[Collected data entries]
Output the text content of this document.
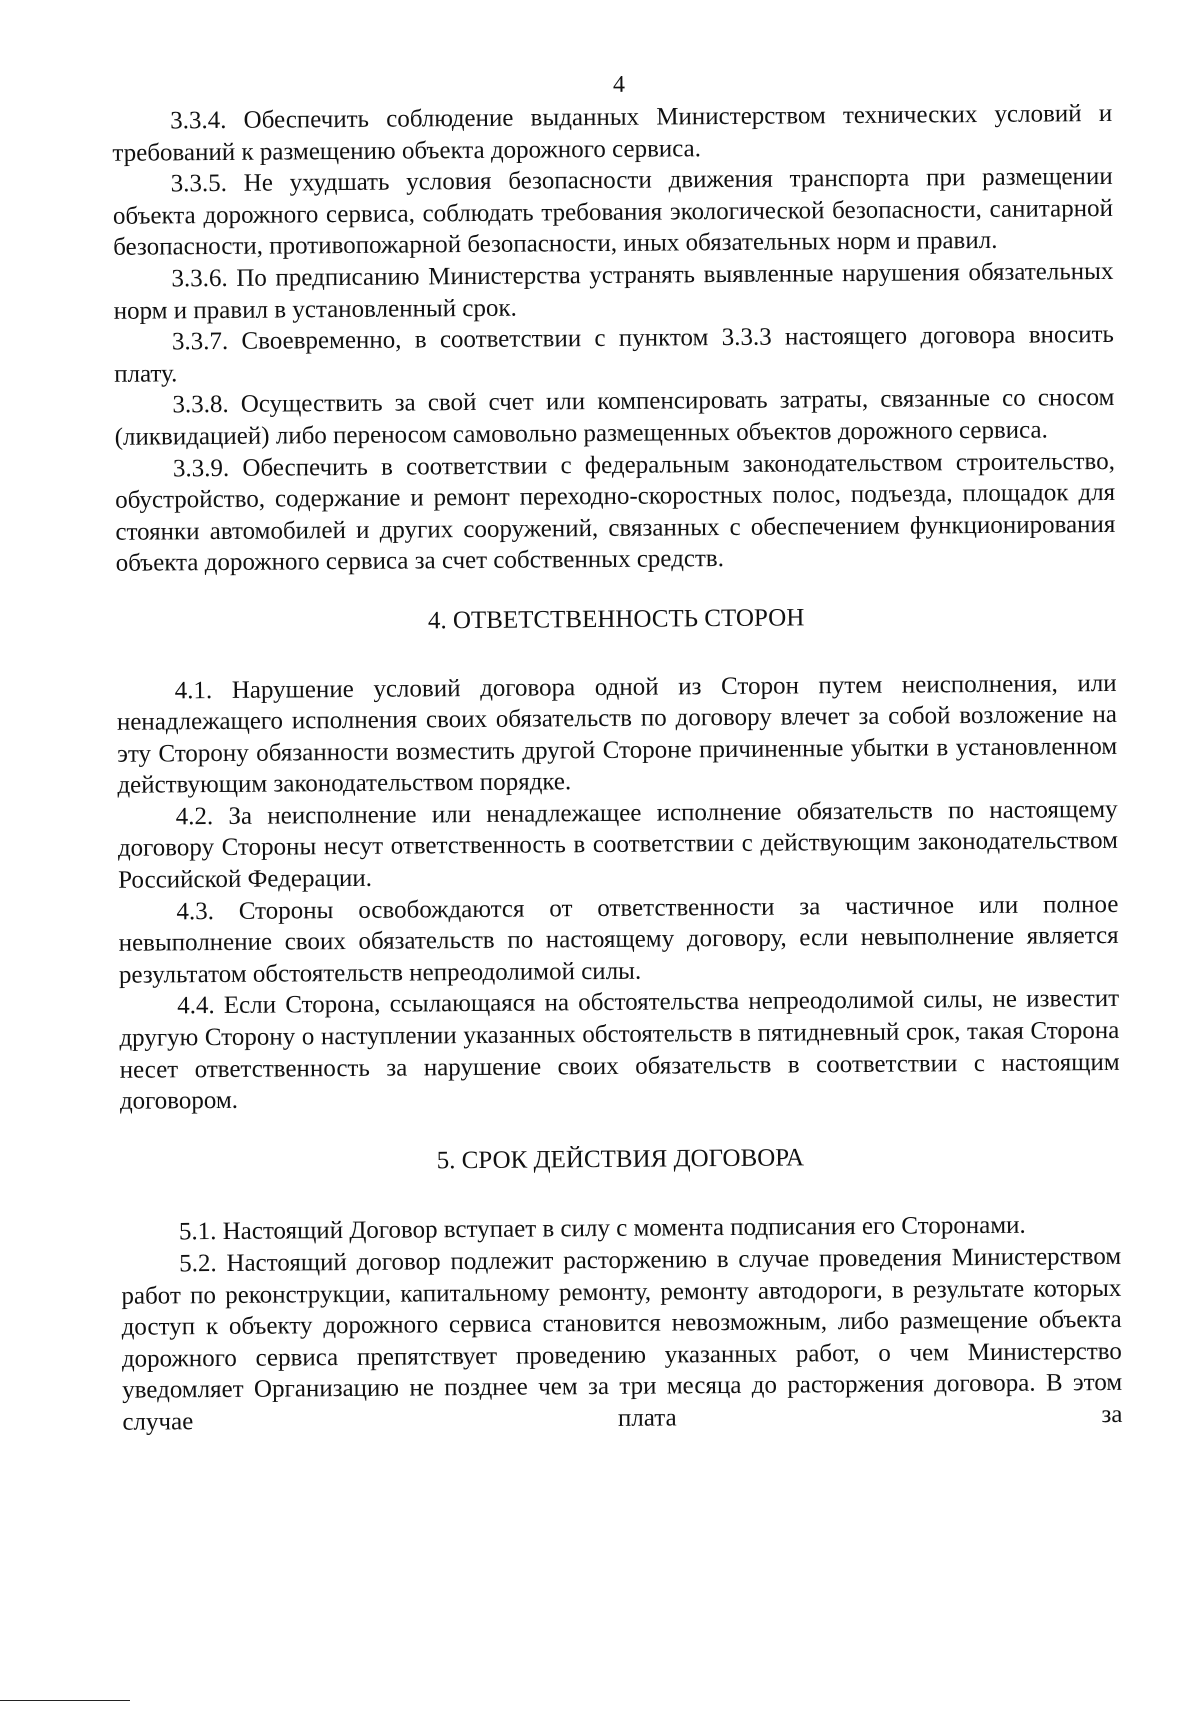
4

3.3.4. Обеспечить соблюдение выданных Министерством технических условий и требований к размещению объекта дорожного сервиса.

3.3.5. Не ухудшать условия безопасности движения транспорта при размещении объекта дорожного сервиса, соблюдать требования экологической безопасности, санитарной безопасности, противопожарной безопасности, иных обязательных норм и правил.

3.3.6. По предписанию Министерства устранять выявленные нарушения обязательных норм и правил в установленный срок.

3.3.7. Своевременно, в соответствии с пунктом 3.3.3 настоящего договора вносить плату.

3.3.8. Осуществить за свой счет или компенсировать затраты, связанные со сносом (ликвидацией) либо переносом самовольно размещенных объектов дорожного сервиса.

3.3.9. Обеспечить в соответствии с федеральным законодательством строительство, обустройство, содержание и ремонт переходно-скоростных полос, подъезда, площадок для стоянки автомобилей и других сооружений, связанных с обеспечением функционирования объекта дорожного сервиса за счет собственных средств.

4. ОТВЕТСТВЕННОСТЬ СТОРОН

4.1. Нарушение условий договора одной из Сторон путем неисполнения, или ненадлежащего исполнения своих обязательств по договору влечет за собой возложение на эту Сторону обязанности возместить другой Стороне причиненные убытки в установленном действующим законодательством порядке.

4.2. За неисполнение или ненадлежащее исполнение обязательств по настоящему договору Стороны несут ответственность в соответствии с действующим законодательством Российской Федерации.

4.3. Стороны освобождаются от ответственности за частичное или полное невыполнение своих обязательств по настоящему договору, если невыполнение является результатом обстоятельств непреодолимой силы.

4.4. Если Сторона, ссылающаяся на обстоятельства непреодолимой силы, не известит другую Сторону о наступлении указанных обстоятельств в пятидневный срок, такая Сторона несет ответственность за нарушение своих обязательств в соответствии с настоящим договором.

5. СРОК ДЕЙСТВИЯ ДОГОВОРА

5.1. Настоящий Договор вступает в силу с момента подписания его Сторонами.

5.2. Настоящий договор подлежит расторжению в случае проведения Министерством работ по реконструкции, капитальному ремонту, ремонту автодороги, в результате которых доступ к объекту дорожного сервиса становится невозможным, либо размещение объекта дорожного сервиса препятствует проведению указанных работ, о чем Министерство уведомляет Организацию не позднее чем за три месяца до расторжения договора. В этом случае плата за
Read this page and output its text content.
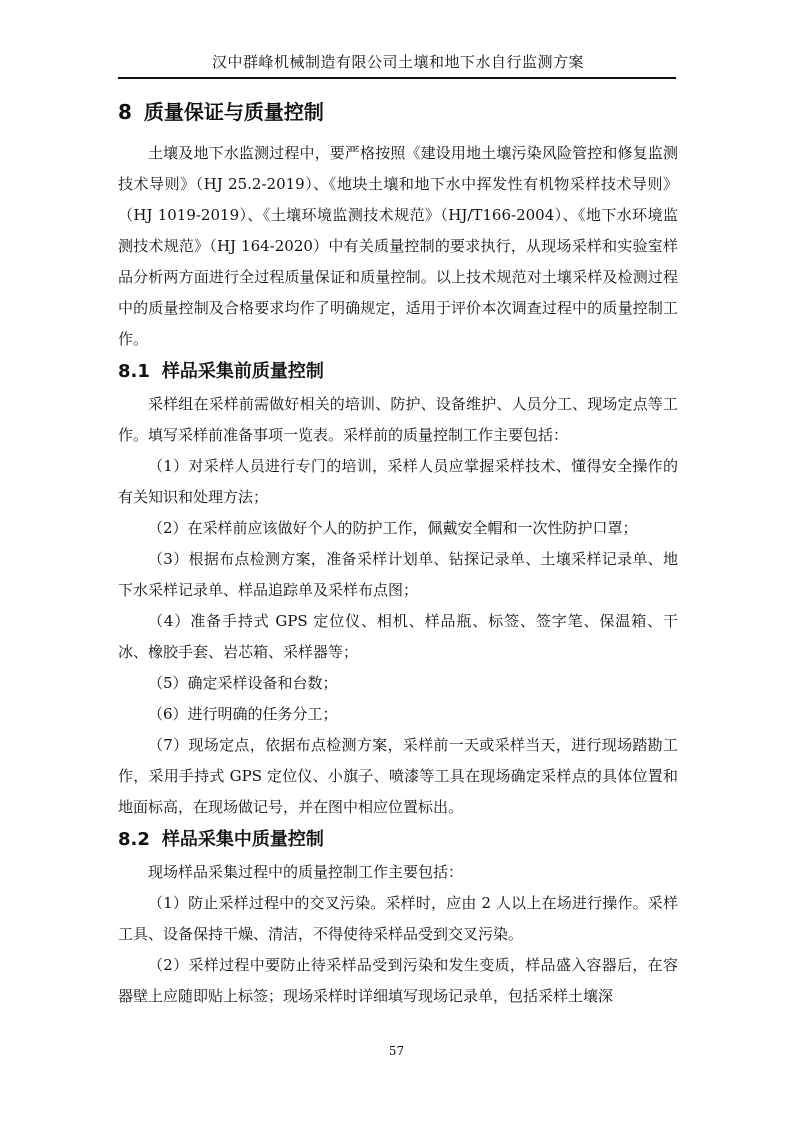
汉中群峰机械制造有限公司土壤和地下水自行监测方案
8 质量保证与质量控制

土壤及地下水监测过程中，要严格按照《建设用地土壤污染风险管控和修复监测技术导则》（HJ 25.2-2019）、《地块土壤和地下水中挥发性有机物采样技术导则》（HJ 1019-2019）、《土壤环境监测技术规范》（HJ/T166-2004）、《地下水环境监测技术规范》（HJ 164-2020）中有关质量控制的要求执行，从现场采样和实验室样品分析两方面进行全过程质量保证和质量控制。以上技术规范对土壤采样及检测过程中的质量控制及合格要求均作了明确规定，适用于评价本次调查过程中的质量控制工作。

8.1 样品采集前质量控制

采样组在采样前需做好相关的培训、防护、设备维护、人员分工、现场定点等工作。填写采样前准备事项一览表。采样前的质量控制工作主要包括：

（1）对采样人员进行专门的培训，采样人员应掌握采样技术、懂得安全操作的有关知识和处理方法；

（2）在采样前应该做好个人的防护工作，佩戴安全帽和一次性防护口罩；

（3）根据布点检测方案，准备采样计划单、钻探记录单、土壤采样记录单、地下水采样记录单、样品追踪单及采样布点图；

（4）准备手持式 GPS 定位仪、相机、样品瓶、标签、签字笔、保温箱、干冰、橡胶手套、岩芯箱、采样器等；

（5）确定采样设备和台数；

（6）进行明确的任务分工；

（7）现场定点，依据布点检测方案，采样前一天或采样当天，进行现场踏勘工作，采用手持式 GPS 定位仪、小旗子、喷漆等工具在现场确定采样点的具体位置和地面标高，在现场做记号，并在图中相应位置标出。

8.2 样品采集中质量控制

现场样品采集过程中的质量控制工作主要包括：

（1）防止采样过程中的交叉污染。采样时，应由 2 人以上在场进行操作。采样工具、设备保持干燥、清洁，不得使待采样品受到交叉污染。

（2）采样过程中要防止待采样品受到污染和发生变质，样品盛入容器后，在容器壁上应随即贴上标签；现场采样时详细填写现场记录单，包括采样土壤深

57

Task instructions =>
Your task is to reproduce all of the material exactly. The pictures stay out.

Completed exercise =>
Output the text content of this document.
4

3.3.4. Обеспечить соблюдение выданных Министерством технических условий и требований к размещению объекта дорожного сервиса.

3.3.5. Не ухудшать условия безопасности движения транспорта при размещении объекта дорожного сервиса, соблюдать требования экологической безопасности, санитарной безопасности, противопожарной безопасности, иных обязательных норм и правил.

3.3.6. По предписанию Министерства устранять выявленные нарушения обязательных норм и правил в установленный срок.

3.3.7. Своевременно, в соответствии с пунктом 3.3.3 настоящего договора вносить плату.

3.3.8. Осуществить за свой счет или компенсировать затраты, связанные со сносом (ликвидацией) либо переносом самовольно размещенных объектов дорожного сервиса.

3.3.9. Обеспечить в соответствии с федеральным законодательством строительство, обустройство, содержание и ремонт переходно-скоростных полос, подъезда, площадок для стоянки автомобилей и других сооружений, связанных с обеспечением функционирования объекта дорожного сервиса за счет собственных средств.

4. ОТВЕТСТВЕННОСТЬ СТОРОН

4.1. Нарушение условий договора одной из Сторон путем неисполнения, или ненадлежащего исполнения своих обязательств по договору влечет за собой возложение на эту Сторону обязанности возместить другой Стороне причиненные убытки в установленном действующим законодательством порядке.

4.2. За неисполнение или ненадлежащее исполнение обязательств по настоящему договору Стороны несут ответственность в соответствии с действующим законодательством Российской Федерации.

4.3. Стороны освобождаются от ответственности за частичное или полное невыполнение своих обязательств по настоящему договору, если невыполнение является результатом обстоятельств непреодолимой силы.

4.4. Если Сторона, ссылающаяся на обстоятельства непреодолимой силы, не известит другую Сторону о наступлении указанных обстоятельств в пятидневный срок, такая Сторона несет ответственность за нарушение своих обязательств в соответствии с настоящим договором.

5. СРОК ДЕЙСТВИЯ ДОГОВОРА

5.1. Настоящий Договор вступает в силу с момента подписания его Сторонами.

5.2. Настоящий договор подлежит расторжению в случае проведения Министерством работ по реконструкции, капитальному ремонту, ремонту автодороги, в результате которых доступ к объекту дорожного сервиса становится невозможным, либо размещение объекта дорожного сервиса препятствует проведению указанных работ, о чем Министерство уведомляет Организацию не позднее чем за три месяца до расторжения договора. В этом случае плата за
Read this page and output its text content.
汉中群峰机械制造有限公司土壤和地下水自行监测方案
8 质量保证与质量控制

土壤及地下水监测过程中，要严格按照《建设用地土壤污染风险管控和修复监测技术导则》（HJ 25.2-2019）、《地块土壤和地下水中挥发性有机物采样技术导则》（HJ 1019-2019）、《土壤环境监测技术规范》（HJ/T166-2004）、《地下水环境监测技术规范》（HJ 164-2020）中有关质量控制的要求执行，从现场采样和实验室样品分析两方面进行全过程质量保证和质量控制。以上技术规范对土壤采样及检测过程中的质量控制及合格要求均作了明确规定，适用于评价本次调查过程中的质量控制工作。

8.1 样品采集前质量控制

采样组在采样前需做好相关的培训、防护、设备维护、人员分工、现场定点等工作。填写采样前准备事项一览表。采样前的质量控制工作主要包括：

（1）对采样人员进行专门的培训，采样人员应掌握采样技术、懂得安全操作的有关知识和处理方法；

（2）在采样前应该做好个人的防护工作，佩戴安全帽和一次性防护口罩；

（3）根据布点检测方案，准备采样计划单、钻探记录单、土壤采样记录单、地下水采样记录单、样品追踪单及采样布点图；

（4）准备手持式 GPS 定位仪、相机、样品瓶、标签、签字笔、保温箱、干冰、橡胶手套、岩芯箱、采样器等；

（5）确定采样设备和台数；

（6）进行明确的任务分工；

（7）现场定点，依据布点检测方案，采样前一天或采样当天，进行现场踏勘工作，采用手持式 GPS 定位仪、小旗子、喷漆等工具在现场确定采样点的具体位置和地面标高，在现场做记号，并在图中相应位置标出。

8.2 样品采集中质量控制

现场样品采集过程中的质量控制工作主要包括：

（1）防止采样过程中的交叉污染。采样时，应由 2 人以上在场进行操作。采样工具、设备保持干燥、清洁，不得使待采样品受到交叉污染。

（2）采样过程中要防止待采样品受到污染和发生变质，样品盛入容器后，在容器壁上应随即贴上标签；现场采样时详细填写现场记录单，包括采样土壤深

57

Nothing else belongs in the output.